▶ _Extracted data_:
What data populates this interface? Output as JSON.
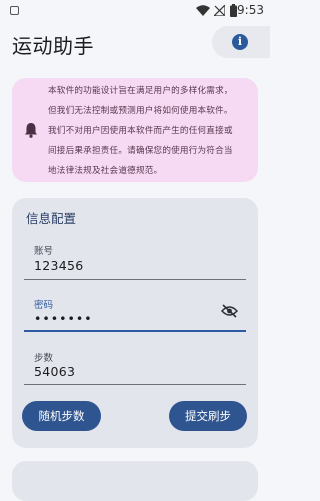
{
  "status_bar": {
    "time": "9:53"
  },
  "header": {
    "title": "运动助手",
    "info_icon": "info-icon"
  },
  "disclaimer": {
    "icon": "bell-icon",
    "lines": [
      "本软件的功能设计旨在满足用户的多样化需求，",
      "但我们无法控制或预测用户将如何使用本软件。",
      "我们不对用户因使用本软件而产生的任何直接或",
      "间接后果承担责任。请确保您的使用行为符合当",
      "地法律法规及社会道德规范。"
    ]
  },
  "config": {
    "title": "信息配置",
    "account": {
      "label": "账号",
      "value": "123456"
    },
    "password": {
      "label": "密码",
      "value": "•••••••",
      "toggle_icon": "eye-off-icon"
    },
    "steps": {
      "label": "步数",
      "value": "54063"
    },
    "random_button": "随机步数",
    "submit_button": "提交刷步"
  },
  "colors": {
    "accent": "#2f5591",
    "disclaimer_bg": "#f6d9f2",
    "card_bg": "#e3e5ec"
  }
}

▶ _What you will do_: The listing above needs to be output again exactly. Don't include the pictures.

▶ _Output of the exercise_:
What data populates this interface? Output as JSON.
{
  "status_bar": {
    "time": "9:53"
  },
  "header": {
    "title": "运动助手",
    "info_icon": "info-icon"
  },
  "disclaimer": {
    "icon": "bell-icon",
    "lines": [
      "本软件的功能设计旨在满足用户的多样化需求，",
      "但我们无法控制或预测用户将如何使用本软件。",
      "我们不对用户因使用本软件而产生的任何直接或",
      "间接后果承担责任。请确保您的使用行为符合当",
      "地法律法规及社会道德规范。"
    ]
  },
  "config": {
    "title": "信息配置",
    "account": {
      "label": "账号",
      "value": "123456"
    },
    "password": {
      "label": "密码",
      "value": "•••••••",
      "toggle_icon": "eye-off-icon"
    },
    "steps": {
      "label": "步数",
      "value": "54063"
    },
    "random_button": "随机步数",
    "submit_button": "提交刷步"
  },
  "colors": {
    "accent": "#2f5591",
    "disclaimer_bg": "#f6d9f2",
    "card_bg": "#e3e5ec"
  }
}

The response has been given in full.